_SUPPLIED INFORMATION:_
——————————

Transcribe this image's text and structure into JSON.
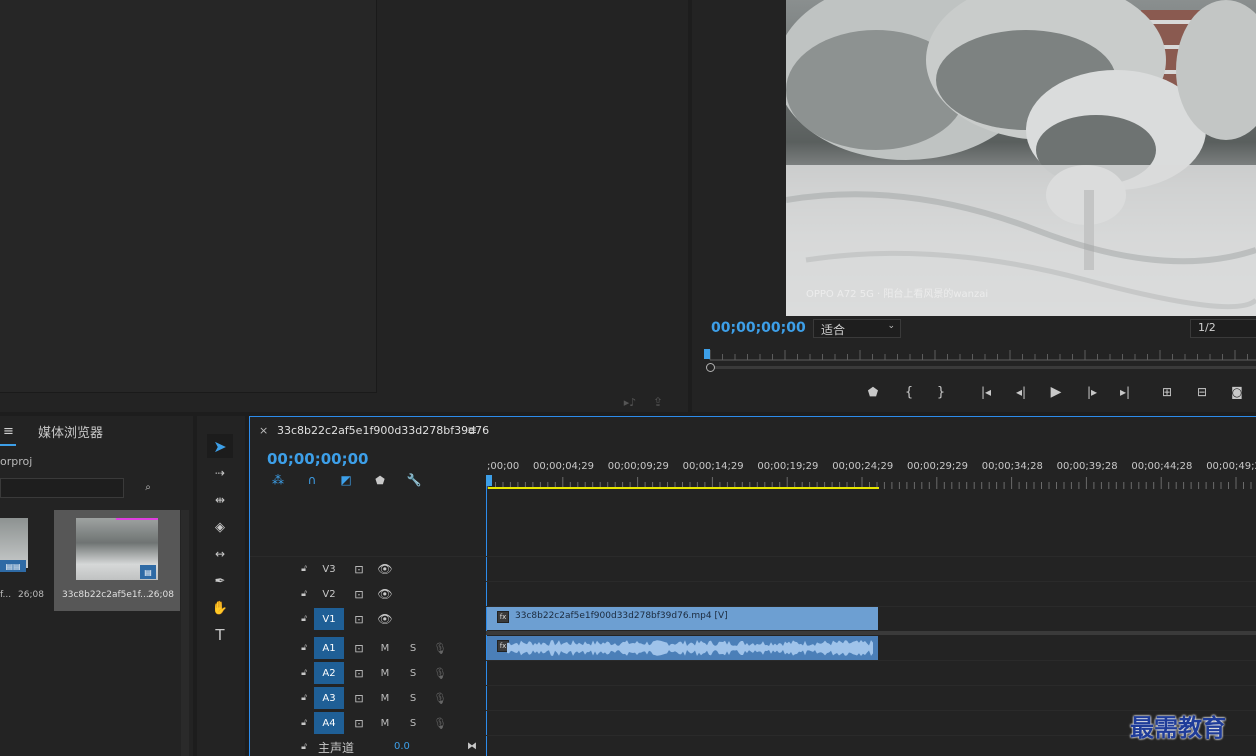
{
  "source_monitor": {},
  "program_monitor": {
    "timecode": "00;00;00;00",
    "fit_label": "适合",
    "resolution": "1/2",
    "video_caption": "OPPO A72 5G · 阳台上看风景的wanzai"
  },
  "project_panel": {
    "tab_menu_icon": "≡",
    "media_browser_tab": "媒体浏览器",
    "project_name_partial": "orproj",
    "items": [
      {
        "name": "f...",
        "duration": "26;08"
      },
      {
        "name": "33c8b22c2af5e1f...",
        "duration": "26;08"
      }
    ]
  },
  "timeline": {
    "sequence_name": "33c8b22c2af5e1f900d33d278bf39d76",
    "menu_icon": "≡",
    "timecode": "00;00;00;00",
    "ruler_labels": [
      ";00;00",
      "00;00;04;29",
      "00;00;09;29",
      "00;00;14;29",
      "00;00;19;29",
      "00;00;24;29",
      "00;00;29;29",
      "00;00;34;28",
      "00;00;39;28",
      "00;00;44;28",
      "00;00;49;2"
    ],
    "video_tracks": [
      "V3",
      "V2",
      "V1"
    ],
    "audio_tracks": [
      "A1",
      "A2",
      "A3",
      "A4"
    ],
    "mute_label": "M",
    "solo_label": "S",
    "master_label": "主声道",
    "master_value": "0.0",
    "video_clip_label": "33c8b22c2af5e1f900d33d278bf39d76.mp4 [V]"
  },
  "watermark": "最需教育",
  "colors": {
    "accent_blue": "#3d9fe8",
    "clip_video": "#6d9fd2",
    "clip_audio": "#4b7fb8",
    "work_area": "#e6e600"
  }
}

——————————

_DIRECTION:_ Give every line back word for word and leave the pictures out.

_REPLY TO THE EXERCISE:_
Transcribe this image's text and structure into JSON.
{
  "source_monitor": {},
  "program_monitor": {
    "timecode": "00;00;00;00",
    "fit_label": "适合",
    "resolution": "1/2",
    "video_caption": "OPPO A72 5G · 阳台上看风景的wanzai"
  },
  "project_panel": {
    "tab_menu_icon": "≡",
    "media_browser_tab": "媒体浏览器",
    "project_name_partial": "orproj",
    "items": [
      {
        "name": "f...",
        "duration": "26;08"
      },
      {
        "name": "33c8b22c2af5e1f...",
        "duration": "26;08"
      }
    ]
  },
  "timeline": {
    "sequence_name": "33c8b22c2af5e1f900d33d278bf39d76",
    "menu_icon": "≡",
    "timecode": "00;00;00;00",
    "ruler_labels": [
      ";00;00",
      "00;00;04;29",
      "00;00;09;29",
      "00;00;14;29",
      "00;00;19;29",
      "00;00;24;29",
      "00;00;29;29",
      "00;00;34;28",
      "00;00;39;28",
      "00;00;44;28",
      "00;00;49;2"
    ],
    "video_tracks": [
      "V3",
      "V2",
      "V1"
    ],
    "audio_tracks": [
      "A1",
      "A2",
      "A3",
      "A4"
    ],
    "mute_label": "M",
    "solo_label": "S",
    "master_label": "主声道",
    "master_value": "0.0",
    "video_clip_label": "33c8b22c2af5e1f900d33d278bf39d76.mp4 [V]"
  },
  "watermark": "最需教育",
  "colors": {
    "accent_blue": "#3d9fe8",
    "clip_video": "#6d9fd2",
    "clip_audio": "#4b7fb8",
    "work_area": "#e6e600"
  }
}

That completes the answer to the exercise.